(Collection entries)
------------------------

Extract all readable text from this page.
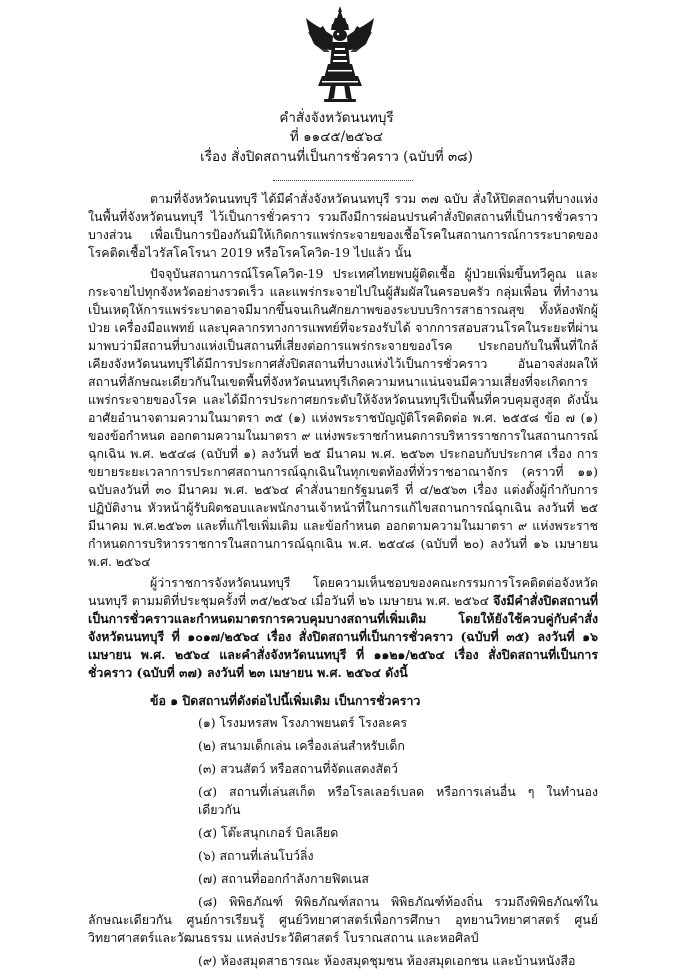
คำสั่งจังหวัดนนทบุรี
ที่ ๑๑๔๕/๒๕๖๔
เรื่อง สั่งปิดสถานที่เป็นการชั่วคราว (ฉบับที่ ๓๘)

ตามที่จังหวัดนนทบุรี ได้มีคำสั่งจังหวัดนนทบุรี รวม ๓๗ ฉบับ สั่งให้ปิดสถานที่บางแห่งในพื้นที่จังหวัดนนทบุรี ไว้เป็นการชั่วคราว รวมถึงมีการผ่อนปรนคำสั่งปิดสถานที่เป็นการชั่วคราวบางส่วน เพื่อเป็นการป้องกันมิให้เกิดการแพร่กระจายของเชื้อโรคในสถานการณ์การระบาดของโรคติดเชื้อไวรัสโคโรนา 2019 หรือโรคโควิด-19 ไปแล้ว นั้น

ปัจจุบันสถานการณ์โรคโควิด-19 ประเทศไทยพบผู้ติดเชื้อ ผู้ป่วยเพิ่มขึ้นทวีคูณ และกระจายไปทุกจังหวัดอย่างรวดเร็ว และแพร่กระจายไปในผู้สัมผัสในครอบครัว กลุ่มเพื่อน ที่ทำงาน เป็นเหตุให้การแพร่ระบาดอาจมีมากขึ้นจนเกินศักยภาพของระบบบริการสาธารณสุข ทั้งห้องพักผู้ป่วย เครื่องมือแพทย์ และบุคลากรทางการแพทย์ที่จะรองรับได้ จากการสอบสวนโรคในระยะที่ผ่านมาพบว่ามีสถานที่บางแห่งเป็นสถานที่เสี่ยงต่อการแพร่กระจายของโรค ประกอบกับในพื้นที่ใกล้เคียงจังหวัดนนทบุรีได้มีการประกาศสั่งปิดสถานที่บางแห่งไว้เป็นการชั่วคราว อันอาจส่งผลให้สถานที่ลักษณะเดียวกันในเขตพื้นที่จังหวัดนนทบุรีเกิดความหนาแน่นจนมีความเสี่ยงที่จะเกิดการแพร่กระจายของโรค และได้มีการประกาศยกระดับให้จังหวัดนนทบุรีเป็นพื้นที่ควบคุมสูงสุด ดังนั้น อาศัยอำนาจตามความในมาตรา ๓๕ (๑) แห่งพระราชบัญญัติโรคติดต่อ พ.ศ. ๒๕๕๘ ข้อ ๗ (๑) ของข้อกำหนด ออกตามความในมาตรา ๙ แห่งพระราชกำหนดการบริหารราชการในสถานการณ์ฉุกเฉิน พ.ศ. ๒๕๔๘ (ฉบับที่ ๑) ลงวันที่ ๒๕ มีนาคม พ.ศ. ๒๕๖๓ ประกอบกับประกาศ เรื่อง การขยายระยะเวลาการประกาศสถานการณ์ฉุกเฉินในทุกเขตท้องที่ทั่วราชอาณาจักร (คราวที่ ๑๑) ฉบับลงวันที่ ๓๐ มีนาคม พ.ศ. ๒๕๖๔ คำสั่งนายกรัฐมนตรี ที่ ๔/๒๕๖๓ เรื่อง แต่งตั้งผู้กำกับการปฏิบัติงาน หัวหน้าผู้รับผิดชอบและพนักงานเจ้าหน้าที่ในการแก้ไขสถานการณ์ฉุกเฉิน ลงวันที่ ๒๕ มีนาคม พ.ศ.๒๕๖๓ และที่แก้ไขเพิ่มเติม และข้อกำหนด ออกตามความในมาตรา ๙ แห่งพระราชกำหนดการบริหารราชการในสถานการณ์ฉุกเฉิน พ.ศ. ๒๕๔๘ (ฉบับที่ ๒๐) ลงวันที่ ๑๖ เมษายน พ.ศ. ๒๕๖๔

ผู้ว่าราชการจังหวัดนนทบุรี โดยความเห็นชอบของคณะกรรมการโรคติดต่อจังหวัดนนทบุรี ตามมติที่ประชุมครั้งที่ ๓๕/๒๕๖๔ เมื่อวันที่ ๒๖ เมษายน พ.ศ. ๒๕๖๔ จึงมีคำสั่งปิดสถานที่เป็นการชั่วคราวและกำหนดมาตรการควบคุมบางสถานที่เพิ่มเติม โดยให้ยังใช้ควบคู่กับคำสั่งจังหวัดนนทบุรี ที่ ๑๐๑๗/๒๕๖๔ เรื่อง สั่งปิดสถานที่เป็นการชั่วคราว (ฉบับที่ ๓๕) ลงวันที่ ๑๖ เมษายน พ.ศ. ๒๕๖๔ และคำสั่งจังหวัดนนทบุรี ที่ ๑๑๒๑/๒๕๖๔ เรื่อง สั่งปิดสถานที่เป็นการชั่วคราว (ฉบับที่ ๓๗) ลงวันที่ ๒๓ เมษายน พ.ศ. ๒๕๖๔ ดังนี้

ข้อ ๑ ปิดสถานที่ดังต่อไปนี้เพิ่มเติม เป็นการชั่วคราว
(๑) โรงมหรสพ โรงภาพยนตร์ โรงละคร
(๒) สนามเด็กเล่น เครื่องเล่นสำหรับเด็ก
(๓) สวนสัตว์ หรือสถานที่จัดแสดงสัตว์
(๔) สถานที่เล่นสเก็ต หรือโรลเลอร์เบลด หรือการเล่นอื่น ๆ ในทำนองเดียวกัน
(๕) โต๊ะสนุกเกอร์ บิลเลียด
(๖) สถานที่เล่นโบว์ลิ่ง
(๗) สถานที่ออกกำลังกายฟิตเนส
(๘) พิพิธภัณฑ์ พิพิธภัณฑ์สถาน พิพิธภัณฑ์ท้องถิ่น รวมถึงพิพิธภัณฑ์ในลักษณะเดียวกัน ศูนย์การเรียนรู้ ศูนย์วิทยาศาสตร์เพื่อการศึกษา อุทยานวิทยาศาสตร์ ศูนย์วิทยาศาสตร์และวัฒนธรรม แหล่งประวัติศาสตร์ โบราณสถาน และหอศิลป์
(๙) ห้องสมุดสาธารณะ ห้องสมุดชุมชน ห้องสมุดเอกชน และบ้านหนังสือ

------------------------

*Aim*:
Go through the listing above and list every line that has the word "รวมถ".

*Exercise response*:
ตามที่จังหวัดนนทบุรี ได้มีคำสั่งจังหวัดนนทบุรี รวม ๓๗ ฉบับ สั่งให้ปิดสถานที่บางแห่งในพื้นที่จังหวัดนนทบุรี ไว้เป็นการชั่วคราว รวมถึงมีการผ่อนปรนคำสั่งปิดสถานที่เป็นการชั่วคราวบางส่วน เพื่อเป็นการป้องกันมิให้เกิดการแพร่กระจายของเชื้อโรคในสถานการณ์การระบาดของโรคติดเชื้อไวรัสโคโรนา 2019 หรือโรคโควิด-19 ไปแล้ว นั้น
(๘) พิพิธภัณฑ์ พิพิธภัณฑ์สถาน พิพิธภัณฑ์ท้องถิ่น รวมถึงพิพิธภัณฑ์ในลักษณะเดียวกัน ศูนย์การเรียนรู้ ศูนย์วิทยาศาสตร์เพื่อการศึกษา อุทยานวิทยาศาสตร์ ศูนย์วิทยาศาสตร์และวัฒนธรรม แหล่งประวัติศาสตร์ โบราณสถาน และหอศิลป์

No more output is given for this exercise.